> **What is being asked**: Produce the listing below again, exactly as shown.

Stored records
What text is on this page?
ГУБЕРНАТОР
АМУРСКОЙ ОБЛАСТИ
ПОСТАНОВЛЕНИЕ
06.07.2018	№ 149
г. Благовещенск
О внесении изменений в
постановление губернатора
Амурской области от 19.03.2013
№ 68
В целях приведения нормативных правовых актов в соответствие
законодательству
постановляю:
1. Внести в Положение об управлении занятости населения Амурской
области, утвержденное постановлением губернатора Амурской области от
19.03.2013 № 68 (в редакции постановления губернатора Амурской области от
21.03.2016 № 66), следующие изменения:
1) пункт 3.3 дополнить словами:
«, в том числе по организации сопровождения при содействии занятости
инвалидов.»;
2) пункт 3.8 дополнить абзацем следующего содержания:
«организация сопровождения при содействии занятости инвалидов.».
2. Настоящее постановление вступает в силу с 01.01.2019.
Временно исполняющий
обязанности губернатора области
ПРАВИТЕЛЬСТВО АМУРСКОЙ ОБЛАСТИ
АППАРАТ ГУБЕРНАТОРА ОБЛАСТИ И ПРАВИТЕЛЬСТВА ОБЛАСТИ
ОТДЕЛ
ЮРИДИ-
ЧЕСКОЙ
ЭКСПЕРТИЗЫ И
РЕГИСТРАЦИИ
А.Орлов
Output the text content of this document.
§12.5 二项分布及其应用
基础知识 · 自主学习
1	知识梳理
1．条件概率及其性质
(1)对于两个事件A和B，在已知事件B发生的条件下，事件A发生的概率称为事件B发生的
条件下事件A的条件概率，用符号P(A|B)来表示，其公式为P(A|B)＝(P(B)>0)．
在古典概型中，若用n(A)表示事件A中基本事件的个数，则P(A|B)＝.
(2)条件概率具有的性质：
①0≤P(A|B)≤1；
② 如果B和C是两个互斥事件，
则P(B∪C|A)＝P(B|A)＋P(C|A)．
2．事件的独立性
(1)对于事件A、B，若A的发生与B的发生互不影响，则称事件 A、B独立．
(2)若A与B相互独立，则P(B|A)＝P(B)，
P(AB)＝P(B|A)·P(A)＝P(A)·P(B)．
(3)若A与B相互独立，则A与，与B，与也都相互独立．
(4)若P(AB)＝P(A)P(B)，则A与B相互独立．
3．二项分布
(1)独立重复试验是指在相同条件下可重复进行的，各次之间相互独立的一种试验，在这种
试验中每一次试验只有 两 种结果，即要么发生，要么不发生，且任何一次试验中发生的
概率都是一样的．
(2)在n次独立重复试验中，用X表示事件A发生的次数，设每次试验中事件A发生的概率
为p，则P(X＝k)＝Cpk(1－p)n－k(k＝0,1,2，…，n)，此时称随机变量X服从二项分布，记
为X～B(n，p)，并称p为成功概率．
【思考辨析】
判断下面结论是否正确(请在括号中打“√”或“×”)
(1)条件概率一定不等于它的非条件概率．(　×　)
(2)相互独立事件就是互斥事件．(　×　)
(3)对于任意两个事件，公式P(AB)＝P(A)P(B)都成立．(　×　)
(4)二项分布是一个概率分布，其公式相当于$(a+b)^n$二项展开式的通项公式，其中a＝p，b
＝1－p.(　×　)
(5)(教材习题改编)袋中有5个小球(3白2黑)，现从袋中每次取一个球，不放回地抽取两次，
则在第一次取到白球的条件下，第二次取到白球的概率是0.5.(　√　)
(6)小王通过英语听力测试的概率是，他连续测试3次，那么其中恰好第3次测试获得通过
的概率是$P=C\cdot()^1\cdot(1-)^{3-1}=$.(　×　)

> **Task answer**:
What text is on this page?
ГУБЕРНАТОР
АМУРСКОЙ ОБЛАСТИ
ПОСТАНОВЛЕНИЕ
06.07.2018	№ 149
г. Благовещенск
О внесении изменений в
постановление губернатора
Амурской области от 19.03.2013
№ 68
В целях приведения нормативных правовых актов в соответствие
законодательству
постановляю:
1. Внести в Положение об управлении занятости населения Амурской
области, утвержденное постановлением губернатора Амурской области от
19.03.2013 № 68 (в редакции постановления губернатора Амурской области от
21.03.2016 № 66), следующие изменения:
1) пункт 3.3 дополнить словами:
«, в том числе по организации сопровождения при содействии занятости
инвалидов.»;
2) пункт 3.8 дополнить абзацем следующего содержания:
«организация сопровождения при содействии занятости инвалидов.».
2. Настоящее постановление вступает в силу с 01.01.2019.
Временно исполняющий
обязанности губернатора области
ПРАВИТЕЛЬСТВО АМУРСКОЙ ОБЛАСТИ
АППАРАТ ГУБЕРНАТОРА ОБЛАСТИ И ПРАВИТЕЛЬСТВА ОБЛАСТИ
ОТДЕЛ
ЮРИДИ-
ЧЕСКОЙ
ЭКСПЕРТИЗЫ И
РЕГИСТРАЦИИ
А.Орлов
Output the text content of this document.
§12.5 二项分布及其应用
基础知识 · 自主学习
1	知识梳理
1．条件概率及其性质
(1)对于两个事件A和B，在已知事件B发生的条件下，事件A发生的概率称为事件B发生的
条件下事件A的条件概率，用符号P(A|B)来表示，其公式为P(A|B)＝(P(B)>0)．
在古典概型中，若用n(A)表示事件A中基本事件的个数，则P(A|B)＝.
(2)条件概率具有的性质：
①0≤P(A|B)≤1；
② 如果B和C是两个互斥事件，
则P(B∪C|A)＝P(B|A)＋P(C|A)．
2．事件的独立性
(1)对于事件A、B，若A的发生与B的发生互不影响，则称事件 A、B独立．
(2)若A与B相互独立，则P(B|A)＝P(B)，
P(AB)＝P(B|A)·P(A)＝P(A)·P(B)．
(3)若A与B相互独立，则A与，与B，与也都相互独立．
(4)若P(AB)＝P(A)P(B)，则A与B相互独立．
3．二项分布
(1)独立重复试验是指在相同条件下可重复进行的，各次之间相互独立的一种试验，在这种
试验中每一次试验只有 两 种结果，即要么发生，要么不发生，且任何一次试验中发生的
概率都是一样的．
(2)在n次独立重复试验中，用X表示事件A发生的次数，设每次试验中事件A发生的概率
为p，则P(X＝k)＝Cpk(1－p)n－k(k＝0,1,2，…，n)，此时称随机变量X服从二项分布，记
为X～B(n，p)，并称p为成功概率．
【思考辨析】
判断下面结论是否正确(请在括号中打“√”或“×”)
(1)条件概率一定不等于它的非条件概率．(　×　)
(2)相互独立事件就是互斥事件．(　×　)
(3)对于任意两个事件，公式P(AB)＝P(A)P(B)都成立．(　×　)
(4)二项分布是一个概率分布，其公式相当于$(a+b)^n$二项展开式的通项公式，其中a＝p，b
＝1－p.(　×　)
(5)(教材习题改编)袋中有5个小球(3白2黑)，现从袋中每次取一个球，不放回地抽取两次，
则在第一次取到白球的条件下，第二次取到白球的概率是0.5.(　√　)
(6)小王通过英语听力测试的概率是，他连续测试3次，那么其中恰好第3次测试获得通过
的概率是$P=C\cdot()^1\cdot(1-)^{3-1}=$.(　×　)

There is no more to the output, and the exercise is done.